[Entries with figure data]
--------------------

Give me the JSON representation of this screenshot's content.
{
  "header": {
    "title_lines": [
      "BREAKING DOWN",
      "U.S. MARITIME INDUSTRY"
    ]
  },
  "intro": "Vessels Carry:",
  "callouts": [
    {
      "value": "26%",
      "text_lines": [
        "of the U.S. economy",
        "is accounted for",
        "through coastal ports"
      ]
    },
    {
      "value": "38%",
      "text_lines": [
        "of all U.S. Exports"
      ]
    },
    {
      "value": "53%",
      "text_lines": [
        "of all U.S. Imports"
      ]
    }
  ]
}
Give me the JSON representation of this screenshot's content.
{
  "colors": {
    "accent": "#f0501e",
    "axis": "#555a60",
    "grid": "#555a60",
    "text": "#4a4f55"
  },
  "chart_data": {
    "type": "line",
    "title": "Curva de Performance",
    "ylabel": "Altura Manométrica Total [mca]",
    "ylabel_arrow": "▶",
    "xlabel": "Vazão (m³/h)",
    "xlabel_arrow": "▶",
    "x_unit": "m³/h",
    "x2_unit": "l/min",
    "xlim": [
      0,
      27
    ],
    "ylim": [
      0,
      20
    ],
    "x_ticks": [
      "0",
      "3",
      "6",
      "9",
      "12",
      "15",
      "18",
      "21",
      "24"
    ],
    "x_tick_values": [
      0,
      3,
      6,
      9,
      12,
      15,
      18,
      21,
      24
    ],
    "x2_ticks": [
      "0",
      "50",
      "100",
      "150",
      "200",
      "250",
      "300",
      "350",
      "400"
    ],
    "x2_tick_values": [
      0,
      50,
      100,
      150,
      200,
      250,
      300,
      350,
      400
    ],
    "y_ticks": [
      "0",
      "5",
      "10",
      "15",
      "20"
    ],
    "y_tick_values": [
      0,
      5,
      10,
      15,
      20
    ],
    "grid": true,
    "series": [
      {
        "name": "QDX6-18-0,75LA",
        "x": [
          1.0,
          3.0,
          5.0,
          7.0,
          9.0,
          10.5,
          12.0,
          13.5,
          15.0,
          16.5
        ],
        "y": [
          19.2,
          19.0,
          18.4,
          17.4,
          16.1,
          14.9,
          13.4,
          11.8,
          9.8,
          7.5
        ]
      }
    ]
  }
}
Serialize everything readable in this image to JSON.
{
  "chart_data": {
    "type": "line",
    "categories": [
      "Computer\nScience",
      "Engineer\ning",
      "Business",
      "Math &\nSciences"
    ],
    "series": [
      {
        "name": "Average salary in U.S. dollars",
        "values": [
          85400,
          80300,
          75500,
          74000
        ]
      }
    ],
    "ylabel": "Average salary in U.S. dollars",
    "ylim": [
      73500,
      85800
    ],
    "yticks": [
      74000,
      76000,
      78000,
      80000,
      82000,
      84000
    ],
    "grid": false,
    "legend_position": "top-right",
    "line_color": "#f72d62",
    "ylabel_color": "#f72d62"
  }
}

--------------------

The listing above should be transcribed in full, exactly as written.

Full output:
Give me the JSON representation of this screenshot's content.
{
  "header": {
    "title_lines": [
      "BREAKING DOWN",
      "U.S. MARITIME INDUSTRY"
    ]
  },
  "intro": "Vessels Carry:",
  "callouts": [
    {
      "value": "26%",
      "text_lines": [
        "of the U.S. economy",
        "is accounted for",
        "through coastal ports"
      ]
    },
    {
      "value": "38%",
      "text_lines": [
        "of all U.S. Exports"
      ]
    },
    {
      "value": "53%",
      "text_lines": [
        "of all U.S. Imports"
      ]
    }
  ]
}
Give me the JSON representation of this screenshot's content.
{
  "colors": {
    "accent": "#f0501e",
    "axis": "#555a60",
    "grid": "#555a60",
    "text": "#4a4f55"
  },
  "chart_data": {
    "type": "line",
    "title": "Curva de Performance",
    "ylabel": "Altura Manométrica Total [mca]",
    "ylabel_arrow": "▶",
    "xlabel": "Vazão (m³/h)",
    "xlabel_arrow": "▶",
    "x_unit": "m³/h",
    "x2_unit": "l/min",
    "xlim": [
      0,
      27
    ],
    "ylim": [
      0,
      20
    ],
    "x_ticks": [
      "0",
      "3",
      "6",
      "9",
      "12",
      "15",
      "18",
      "21",
      "24"
    ],
    "x_tick_values": [
      0,
      3,
      6,
      9,
      12,
      15,
      18,
      21,
      24
    ],
    "x2_ticks": [
      "0",
      "50",
      "100",
      "150",
      "200",
      "250",
      "300",
      "350",
      "400"
    ],
    "x2_tick_values": [
      0,
      50,
      100,
      150,
      200,
      250,
      300,
      350,
      400
    ],
    "y_ticks": [
      "0",
      "5",
      "10",
      "15",
      "20"
    ],
    "y_tick_values": [
      0,
      5,
      10,
      15,
      20
    ],
    "grid": true,
    "series": [
      {
        "name": "QDX6-18-0,75LA",
        "x": [
          1.0,
          3.0,
          5.0,
          7.0,
          9.0,
          10.5,
          12.0,
          13.5,
          15.0,
          16.5
        ],
        "y": [
          19.2,
          19.0,
          18.4,
          17.4,
          16.1,
          14.9,
          13.4,
          11.8,
          9.8,
          7.5
        ]
      }
    ]
  }
}
Serialize everything readable in this image to JSON.
{
  "chart_data": {
    "type": "line",
    "categories": [
      "Computer\nScience",
      "Engineer\ning",
      "Business",
      "Math &\nSciences"
    ],
    "series": [
      {
        "name": "Average salary in U.S. dollars",
        "values": [
          85400,
          80300,
          75500,
          74000
        ]
      }
    ],
    "ylabel": "Average salary in U.S. dollars",
    "ylim": [
      73500,
      85800
    ],
    "yticks": [
      74000,
      76000,
      78000,
      80000,
      82000,
      84000
    ],
    "grid": false,
    "legend_position": "top-right",
    "line_color": "#f72d62",
    "ylabel_color": "#f72d62"
  }
}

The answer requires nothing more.